-- START DATA SUPPLIED --

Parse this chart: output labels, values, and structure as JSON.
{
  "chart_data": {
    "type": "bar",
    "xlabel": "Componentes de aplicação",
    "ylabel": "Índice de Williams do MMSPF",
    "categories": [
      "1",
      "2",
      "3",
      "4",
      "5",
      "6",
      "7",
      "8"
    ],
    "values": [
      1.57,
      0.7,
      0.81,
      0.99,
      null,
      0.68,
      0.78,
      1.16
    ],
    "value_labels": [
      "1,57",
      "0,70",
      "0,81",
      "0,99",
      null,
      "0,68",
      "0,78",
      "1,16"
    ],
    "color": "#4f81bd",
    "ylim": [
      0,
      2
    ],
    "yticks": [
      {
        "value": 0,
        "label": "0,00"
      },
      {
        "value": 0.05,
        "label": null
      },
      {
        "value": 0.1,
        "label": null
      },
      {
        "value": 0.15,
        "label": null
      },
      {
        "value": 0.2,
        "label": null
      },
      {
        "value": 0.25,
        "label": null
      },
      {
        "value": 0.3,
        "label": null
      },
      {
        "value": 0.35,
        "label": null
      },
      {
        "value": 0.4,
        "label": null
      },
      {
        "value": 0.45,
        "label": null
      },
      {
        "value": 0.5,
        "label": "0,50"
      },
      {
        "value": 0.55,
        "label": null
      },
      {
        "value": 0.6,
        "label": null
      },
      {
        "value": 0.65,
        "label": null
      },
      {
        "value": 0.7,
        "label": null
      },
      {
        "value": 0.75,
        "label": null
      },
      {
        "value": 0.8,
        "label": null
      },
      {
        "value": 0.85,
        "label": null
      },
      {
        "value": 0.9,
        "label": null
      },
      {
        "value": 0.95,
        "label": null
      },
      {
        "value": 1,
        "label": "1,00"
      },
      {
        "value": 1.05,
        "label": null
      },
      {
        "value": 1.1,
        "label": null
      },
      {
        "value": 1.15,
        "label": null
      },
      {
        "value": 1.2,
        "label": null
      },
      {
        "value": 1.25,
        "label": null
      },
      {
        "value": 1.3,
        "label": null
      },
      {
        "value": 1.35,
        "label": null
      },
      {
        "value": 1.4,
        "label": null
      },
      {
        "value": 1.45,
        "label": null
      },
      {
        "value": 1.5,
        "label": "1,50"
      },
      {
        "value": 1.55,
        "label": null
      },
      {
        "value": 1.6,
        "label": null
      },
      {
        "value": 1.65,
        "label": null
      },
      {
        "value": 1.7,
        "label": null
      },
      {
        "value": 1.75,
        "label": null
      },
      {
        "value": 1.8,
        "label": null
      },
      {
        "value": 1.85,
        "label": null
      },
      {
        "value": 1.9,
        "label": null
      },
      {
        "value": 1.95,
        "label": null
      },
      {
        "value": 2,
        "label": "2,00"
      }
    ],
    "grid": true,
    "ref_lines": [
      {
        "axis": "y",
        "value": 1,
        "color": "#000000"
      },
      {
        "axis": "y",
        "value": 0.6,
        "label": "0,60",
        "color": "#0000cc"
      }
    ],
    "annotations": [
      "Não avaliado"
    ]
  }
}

-- END DATA SUPPLIED --

• WORK INSTRUCTIONS:
Write out every entry word for word.

• THE SOLUTION:
Parse this chart: output labels, values, and structure as JSON.
{
  "chart_data": {
    "type": "bar",
    "xlabel": "Componentes de aplicação",
    "ylabel": "Índice de Williams do MMSPF",
    "categories": [
      "1",
      "2",
      "3",
      "4",
      "5",
      "6",
      "7",
      "8"
    ],
    "values": [
      1.57,
      0.7,
      0.81,
      0.99,
      null,
      0.68,
      0.78,
      1.16
    ],
    "value_labels": [
      "1,57",
      "0,70",
      "0,81",
      "0,99",
      null,
      "0,68",
      "0,78",
      "1,16"
    ],
    "color": "#4f81bd",
    "ylim": [
      0,
      2
    ],
    "yticks": [
      {
        "value": 0,
        "label": "0,00"
      },
      {
        "value": 0.05,
        "label": null
      },
      {
        "value": 0.1,
        "label": null
      },
      {
        "value": 0.15,
        "label": null
      },
      {
        "value": 0.2,
        "label": null
      },
      {
        "value": 0.25,
        "label": null
      },
      {
        "value": 0.3,
        "label": null
      },
      {
        "value": 0.35,
        "label": null
      },
      {
        "value": 0.4,
        "label": null
      },
      {
        "value": 0.45,
        "label": null
      },
      {
        "value": 0.5,
        "label": "0,50"
      },
      {
        "value": 0.55,
        "label": null
      },
      {
        "value": 0.6,
        "label": null
      },
      {
        "value": 0.65,
        "label": null
      },
      {
        "value": 0.7,
        "label": null
      },
      {
        "value": 0.75,
        "label": null
      },
      {
        "value": 0.8,
        "label": null
      },
      {
        "value": 0.85,
        "label": null
      },
      {
        "value": 0.9,
        "label": null
      },
      {
        "value": 0.95,
        "label": null
      },
      {
        "value": 1,
        "label": "1,00"
      },
      {
        "value": 1.05,
        "label": null
      },
      {
        "value": 1.1,
        "label": null
      },
      {
        "value": 1.15,
        "label": null
      },
      {
        "value": 1.2,
        "label": null
      },
      {
        "value": 1.25,
        "label": null
      },
      {
        "value": 1.3,
        "label": null
      },
      {
        "value": 1.35,
        "label": null
      },
      {
        "value": 1.4,
        "label": null
      },
      {
        "value": 1.45,
        "label": null
      },
      {
        "value": 1.5,
        "label": "1,50"
      },
      {
        "value": 1.55,
        "label": null
      },
      {
        "value": 1.6,
        "label": null
      },
      {
        "value": 1.65,
        "label": null
      },
      {
        "value": 1.7,
        "label": null
      },
      {
        "value": 1.75,
        "label": null
      },
      {
        "value": 1.8,
        "label": null
      },
      {
        "value": 1.85,
        "label": null
      },
      {
        "value": 1.9,
        "label": null
      },
      {
        "value": 1.95,
        "label": null
      },
      {
        "value": 2,
        "label": "2,00"
      }
    ],
    "grid": true,
    "ref_lines": [
      {
        "axis": "y",
        "value": 1,
        "color": "#000000"
      },
      {
        "axis": "y",
        "value": 0.6,
        "label": "0,60",
        "color": "#0000cc"
      }
    ],
    "annotations": [
      "Não avaliado"
    ]
  }
}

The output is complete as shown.